Problem statement:
Look through the records below, count the lines with the word "doctorates", and reply with only the number.

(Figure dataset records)

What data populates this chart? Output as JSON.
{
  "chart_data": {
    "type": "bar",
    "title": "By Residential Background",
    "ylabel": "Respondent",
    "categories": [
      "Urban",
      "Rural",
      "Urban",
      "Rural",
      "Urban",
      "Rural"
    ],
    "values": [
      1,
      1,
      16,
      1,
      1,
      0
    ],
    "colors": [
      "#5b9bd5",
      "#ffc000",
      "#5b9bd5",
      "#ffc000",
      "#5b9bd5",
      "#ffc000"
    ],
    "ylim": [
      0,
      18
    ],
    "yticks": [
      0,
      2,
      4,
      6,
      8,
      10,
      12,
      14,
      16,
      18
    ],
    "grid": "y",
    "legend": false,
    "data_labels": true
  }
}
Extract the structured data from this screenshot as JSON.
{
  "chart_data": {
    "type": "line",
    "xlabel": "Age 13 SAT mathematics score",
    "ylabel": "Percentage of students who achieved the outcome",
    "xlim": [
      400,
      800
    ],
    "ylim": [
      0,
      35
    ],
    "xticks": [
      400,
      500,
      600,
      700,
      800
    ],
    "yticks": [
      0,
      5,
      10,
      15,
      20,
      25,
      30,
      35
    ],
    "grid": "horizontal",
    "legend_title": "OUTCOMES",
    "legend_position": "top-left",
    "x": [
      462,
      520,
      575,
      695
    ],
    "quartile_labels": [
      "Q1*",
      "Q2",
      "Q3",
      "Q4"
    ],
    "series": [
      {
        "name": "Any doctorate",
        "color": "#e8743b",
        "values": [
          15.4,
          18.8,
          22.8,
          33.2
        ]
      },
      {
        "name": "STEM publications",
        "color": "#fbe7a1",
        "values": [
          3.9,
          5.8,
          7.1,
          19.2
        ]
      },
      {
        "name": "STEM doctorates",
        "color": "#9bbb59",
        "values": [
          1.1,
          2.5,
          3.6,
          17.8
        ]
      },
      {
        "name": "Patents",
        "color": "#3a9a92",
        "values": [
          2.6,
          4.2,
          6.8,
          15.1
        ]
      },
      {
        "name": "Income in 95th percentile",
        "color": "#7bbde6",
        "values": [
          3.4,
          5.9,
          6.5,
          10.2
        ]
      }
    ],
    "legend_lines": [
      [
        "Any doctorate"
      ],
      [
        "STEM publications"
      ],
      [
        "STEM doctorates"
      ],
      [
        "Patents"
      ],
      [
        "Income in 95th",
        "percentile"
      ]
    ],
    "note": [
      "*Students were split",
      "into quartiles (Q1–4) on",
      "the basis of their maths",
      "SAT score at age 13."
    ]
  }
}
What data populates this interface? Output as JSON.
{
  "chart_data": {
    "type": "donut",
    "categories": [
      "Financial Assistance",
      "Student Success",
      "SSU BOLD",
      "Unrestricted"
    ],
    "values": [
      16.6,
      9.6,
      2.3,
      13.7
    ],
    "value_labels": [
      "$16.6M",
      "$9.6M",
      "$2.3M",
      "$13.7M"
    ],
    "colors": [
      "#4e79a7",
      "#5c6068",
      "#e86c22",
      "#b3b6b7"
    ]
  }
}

The reply:
2